# Goal of the exercise:
Select from the data all lines with the word "example".

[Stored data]

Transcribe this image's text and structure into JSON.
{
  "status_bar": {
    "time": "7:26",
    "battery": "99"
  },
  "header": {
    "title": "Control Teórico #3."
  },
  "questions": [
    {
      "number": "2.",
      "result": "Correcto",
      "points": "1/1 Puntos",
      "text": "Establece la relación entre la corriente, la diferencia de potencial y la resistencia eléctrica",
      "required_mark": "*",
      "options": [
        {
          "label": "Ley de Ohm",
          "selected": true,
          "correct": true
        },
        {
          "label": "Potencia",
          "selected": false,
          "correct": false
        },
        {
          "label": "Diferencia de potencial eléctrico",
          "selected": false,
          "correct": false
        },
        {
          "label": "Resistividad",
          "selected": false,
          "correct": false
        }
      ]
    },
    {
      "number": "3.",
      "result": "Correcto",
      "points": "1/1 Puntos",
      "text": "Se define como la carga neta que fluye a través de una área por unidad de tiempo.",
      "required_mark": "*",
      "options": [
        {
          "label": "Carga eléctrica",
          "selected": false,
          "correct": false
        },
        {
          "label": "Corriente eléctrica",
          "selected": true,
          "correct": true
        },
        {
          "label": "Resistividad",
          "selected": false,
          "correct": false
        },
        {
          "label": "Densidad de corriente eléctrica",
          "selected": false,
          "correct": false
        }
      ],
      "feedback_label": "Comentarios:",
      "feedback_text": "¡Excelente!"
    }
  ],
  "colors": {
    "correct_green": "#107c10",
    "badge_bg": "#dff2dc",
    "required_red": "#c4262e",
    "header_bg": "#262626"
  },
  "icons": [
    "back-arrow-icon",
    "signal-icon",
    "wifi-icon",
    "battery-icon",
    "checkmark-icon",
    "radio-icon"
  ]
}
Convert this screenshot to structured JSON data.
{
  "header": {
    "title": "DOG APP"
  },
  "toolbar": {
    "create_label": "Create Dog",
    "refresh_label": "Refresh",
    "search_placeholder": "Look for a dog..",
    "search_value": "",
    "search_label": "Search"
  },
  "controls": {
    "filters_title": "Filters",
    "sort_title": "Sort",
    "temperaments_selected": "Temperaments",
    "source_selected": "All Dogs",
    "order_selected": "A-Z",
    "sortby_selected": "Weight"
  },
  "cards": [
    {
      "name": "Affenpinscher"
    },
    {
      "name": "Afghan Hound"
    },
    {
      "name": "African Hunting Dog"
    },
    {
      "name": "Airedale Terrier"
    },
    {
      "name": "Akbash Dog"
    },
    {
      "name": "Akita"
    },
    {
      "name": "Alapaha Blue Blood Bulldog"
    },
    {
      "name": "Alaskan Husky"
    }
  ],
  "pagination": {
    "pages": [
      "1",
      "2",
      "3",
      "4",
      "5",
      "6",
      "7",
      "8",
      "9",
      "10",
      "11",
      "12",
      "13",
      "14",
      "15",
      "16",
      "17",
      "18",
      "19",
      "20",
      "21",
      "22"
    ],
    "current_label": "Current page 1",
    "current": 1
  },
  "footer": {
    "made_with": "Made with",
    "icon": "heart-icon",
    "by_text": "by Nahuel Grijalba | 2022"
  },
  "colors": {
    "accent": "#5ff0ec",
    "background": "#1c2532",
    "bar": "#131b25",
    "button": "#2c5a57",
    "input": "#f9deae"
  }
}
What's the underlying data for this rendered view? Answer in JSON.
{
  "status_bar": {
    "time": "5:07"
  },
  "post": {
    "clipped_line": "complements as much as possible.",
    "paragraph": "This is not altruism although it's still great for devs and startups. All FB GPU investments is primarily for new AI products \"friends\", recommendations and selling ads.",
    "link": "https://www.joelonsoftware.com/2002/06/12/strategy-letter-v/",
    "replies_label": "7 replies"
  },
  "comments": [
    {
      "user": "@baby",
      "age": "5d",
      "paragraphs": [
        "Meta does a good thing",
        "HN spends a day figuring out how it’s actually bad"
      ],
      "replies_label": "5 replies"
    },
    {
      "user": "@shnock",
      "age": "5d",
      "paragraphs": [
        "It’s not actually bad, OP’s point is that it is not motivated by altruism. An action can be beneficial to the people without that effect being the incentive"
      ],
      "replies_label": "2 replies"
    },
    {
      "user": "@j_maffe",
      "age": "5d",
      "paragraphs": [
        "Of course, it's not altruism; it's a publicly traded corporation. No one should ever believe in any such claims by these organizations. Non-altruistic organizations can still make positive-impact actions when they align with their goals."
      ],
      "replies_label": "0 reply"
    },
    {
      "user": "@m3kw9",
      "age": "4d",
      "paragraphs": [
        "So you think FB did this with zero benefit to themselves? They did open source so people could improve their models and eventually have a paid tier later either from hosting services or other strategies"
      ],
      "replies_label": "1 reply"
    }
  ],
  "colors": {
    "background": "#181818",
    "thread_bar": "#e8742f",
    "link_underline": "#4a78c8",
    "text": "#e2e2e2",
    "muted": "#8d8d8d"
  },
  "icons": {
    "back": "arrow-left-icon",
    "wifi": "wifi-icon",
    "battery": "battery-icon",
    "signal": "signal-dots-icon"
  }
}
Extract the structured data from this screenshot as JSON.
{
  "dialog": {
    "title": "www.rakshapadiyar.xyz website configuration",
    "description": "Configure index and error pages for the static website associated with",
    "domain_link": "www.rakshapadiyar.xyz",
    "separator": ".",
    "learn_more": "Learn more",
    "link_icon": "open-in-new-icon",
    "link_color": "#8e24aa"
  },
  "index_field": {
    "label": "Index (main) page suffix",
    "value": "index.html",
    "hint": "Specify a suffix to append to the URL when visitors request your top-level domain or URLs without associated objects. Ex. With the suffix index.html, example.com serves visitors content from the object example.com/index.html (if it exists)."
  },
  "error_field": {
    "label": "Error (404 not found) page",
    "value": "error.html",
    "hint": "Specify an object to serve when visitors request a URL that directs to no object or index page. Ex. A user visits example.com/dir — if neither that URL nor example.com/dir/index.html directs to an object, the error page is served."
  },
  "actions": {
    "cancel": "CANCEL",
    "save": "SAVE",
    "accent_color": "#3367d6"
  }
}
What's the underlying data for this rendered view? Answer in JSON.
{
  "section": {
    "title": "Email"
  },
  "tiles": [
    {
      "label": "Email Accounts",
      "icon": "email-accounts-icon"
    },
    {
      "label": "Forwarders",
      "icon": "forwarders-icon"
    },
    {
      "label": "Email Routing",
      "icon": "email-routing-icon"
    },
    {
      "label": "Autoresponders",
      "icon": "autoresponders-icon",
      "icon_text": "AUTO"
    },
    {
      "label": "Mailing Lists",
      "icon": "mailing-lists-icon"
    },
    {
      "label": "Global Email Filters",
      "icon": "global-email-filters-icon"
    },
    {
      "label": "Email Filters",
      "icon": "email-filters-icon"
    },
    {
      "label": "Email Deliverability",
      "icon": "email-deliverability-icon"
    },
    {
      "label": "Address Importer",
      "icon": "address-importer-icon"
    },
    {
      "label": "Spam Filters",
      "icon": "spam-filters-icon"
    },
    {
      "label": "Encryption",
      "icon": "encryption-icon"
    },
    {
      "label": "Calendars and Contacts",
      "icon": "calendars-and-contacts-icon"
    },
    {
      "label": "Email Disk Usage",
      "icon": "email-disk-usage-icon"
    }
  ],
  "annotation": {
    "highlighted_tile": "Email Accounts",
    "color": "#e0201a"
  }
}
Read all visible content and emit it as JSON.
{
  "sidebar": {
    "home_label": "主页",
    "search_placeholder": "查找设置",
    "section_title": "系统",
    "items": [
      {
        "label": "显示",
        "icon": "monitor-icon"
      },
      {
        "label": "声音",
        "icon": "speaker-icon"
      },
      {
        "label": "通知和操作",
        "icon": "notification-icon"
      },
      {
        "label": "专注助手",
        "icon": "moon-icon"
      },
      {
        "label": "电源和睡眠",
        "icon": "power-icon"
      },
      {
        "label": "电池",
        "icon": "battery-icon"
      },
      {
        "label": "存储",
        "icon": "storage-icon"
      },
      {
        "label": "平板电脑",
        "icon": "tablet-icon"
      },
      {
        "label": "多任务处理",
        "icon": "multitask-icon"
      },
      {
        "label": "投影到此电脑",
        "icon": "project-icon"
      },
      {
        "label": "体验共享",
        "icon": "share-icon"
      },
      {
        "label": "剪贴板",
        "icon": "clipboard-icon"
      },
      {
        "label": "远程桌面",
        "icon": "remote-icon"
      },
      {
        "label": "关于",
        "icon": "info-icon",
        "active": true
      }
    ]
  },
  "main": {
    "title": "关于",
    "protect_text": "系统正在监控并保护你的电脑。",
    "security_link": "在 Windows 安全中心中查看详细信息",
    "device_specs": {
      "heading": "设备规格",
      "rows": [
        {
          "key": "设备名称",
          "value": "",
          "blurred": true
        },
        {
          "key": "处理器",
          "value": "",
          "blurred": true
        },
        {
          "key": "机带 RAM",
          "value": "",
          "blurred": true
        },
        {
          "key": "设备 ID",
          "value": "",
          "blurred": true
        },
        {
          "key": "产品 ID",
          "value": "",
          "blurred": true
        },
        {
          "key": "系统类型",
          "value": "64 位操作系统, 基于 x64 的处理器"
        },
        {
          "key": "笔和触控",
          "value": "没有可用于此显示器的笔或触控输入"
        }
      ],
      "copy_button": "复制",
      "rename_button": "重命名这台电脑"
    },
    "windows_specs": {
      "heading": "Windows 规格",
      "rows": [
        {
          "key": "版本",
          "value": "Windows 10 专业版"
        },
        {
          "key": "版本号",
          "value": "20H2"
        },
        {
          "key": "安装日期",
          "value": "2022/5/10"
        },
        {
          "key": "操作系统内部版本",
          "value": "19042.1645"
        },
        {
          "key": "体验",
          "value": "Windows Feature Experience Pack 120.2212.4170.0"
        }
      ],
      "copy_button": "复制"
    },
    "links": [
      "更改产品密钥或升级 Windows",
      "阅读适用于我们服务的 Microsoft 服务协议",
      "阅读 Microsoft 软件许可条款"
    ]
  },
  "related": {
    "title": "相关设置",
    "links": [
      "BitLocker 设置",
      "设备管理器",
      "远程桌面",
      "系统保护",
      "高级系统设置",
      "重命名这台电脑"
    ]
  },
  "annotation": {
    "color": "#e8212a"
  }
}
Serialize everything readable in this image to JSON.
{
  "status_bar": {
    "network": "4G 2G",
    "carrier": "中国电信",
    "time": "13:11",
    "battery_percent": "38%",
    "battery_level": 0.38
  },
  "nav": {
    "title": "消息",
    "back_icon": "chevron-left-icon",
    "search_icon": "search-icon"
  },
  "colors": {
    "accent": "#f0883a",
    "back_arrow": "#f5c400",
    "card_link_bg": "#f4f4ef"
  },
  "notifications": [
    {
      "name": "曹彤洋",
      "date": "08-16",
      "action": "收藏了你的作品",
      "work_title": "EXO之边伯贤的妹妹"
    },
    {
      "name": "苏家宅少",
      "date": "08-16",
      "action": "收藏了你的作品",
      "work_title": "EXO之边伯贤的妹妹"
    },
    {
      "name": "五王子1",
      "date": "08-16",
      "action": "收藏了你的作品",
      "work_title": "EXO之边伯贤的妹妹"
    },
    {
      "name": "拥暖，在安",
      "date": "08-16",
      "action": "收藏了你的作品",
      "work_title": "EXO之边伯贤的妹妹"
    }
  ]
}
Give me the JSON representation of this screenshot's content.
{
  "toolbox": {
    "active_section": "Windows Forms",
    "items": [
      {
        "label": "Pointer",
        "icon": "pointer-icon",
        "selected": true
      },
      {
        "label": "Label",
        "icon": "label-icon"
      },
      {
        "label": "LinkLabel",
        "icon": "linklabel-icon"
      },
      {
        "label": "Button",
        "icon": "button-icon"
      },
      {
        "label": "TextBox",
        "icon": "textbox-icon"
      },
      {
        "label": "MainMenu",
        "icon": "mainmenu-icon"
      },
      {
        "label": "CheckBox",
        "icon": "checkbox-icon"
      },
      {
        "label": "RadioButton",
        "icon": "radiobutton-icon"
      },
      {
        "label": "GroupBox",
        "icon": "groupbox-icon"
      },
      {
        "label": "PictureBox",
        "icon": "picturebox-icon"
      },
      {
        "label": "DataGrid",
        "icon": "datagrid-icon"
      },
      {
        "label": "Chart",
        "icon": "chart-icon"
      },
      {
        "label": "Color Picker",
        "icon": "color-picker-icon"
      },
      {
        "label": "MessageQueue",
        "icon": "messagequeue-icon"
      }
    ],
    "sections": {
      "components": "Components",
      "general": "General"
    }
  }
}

# Answer to this task:
    "hint": "Specify a suffix to append to the URL when visitors request your top-level domain or URLs without associated objects. Ex. With the suffix index.html, example.com serves visitors content from the object example.com/index.html (if it exists)."
    "hint": "Specify an object to serve when visitors request a URL that directs to no object or index page. Ex. A user visits example.com/dir — if neither that URL nor example.com/dir/index.html directs to an object, the error page is served."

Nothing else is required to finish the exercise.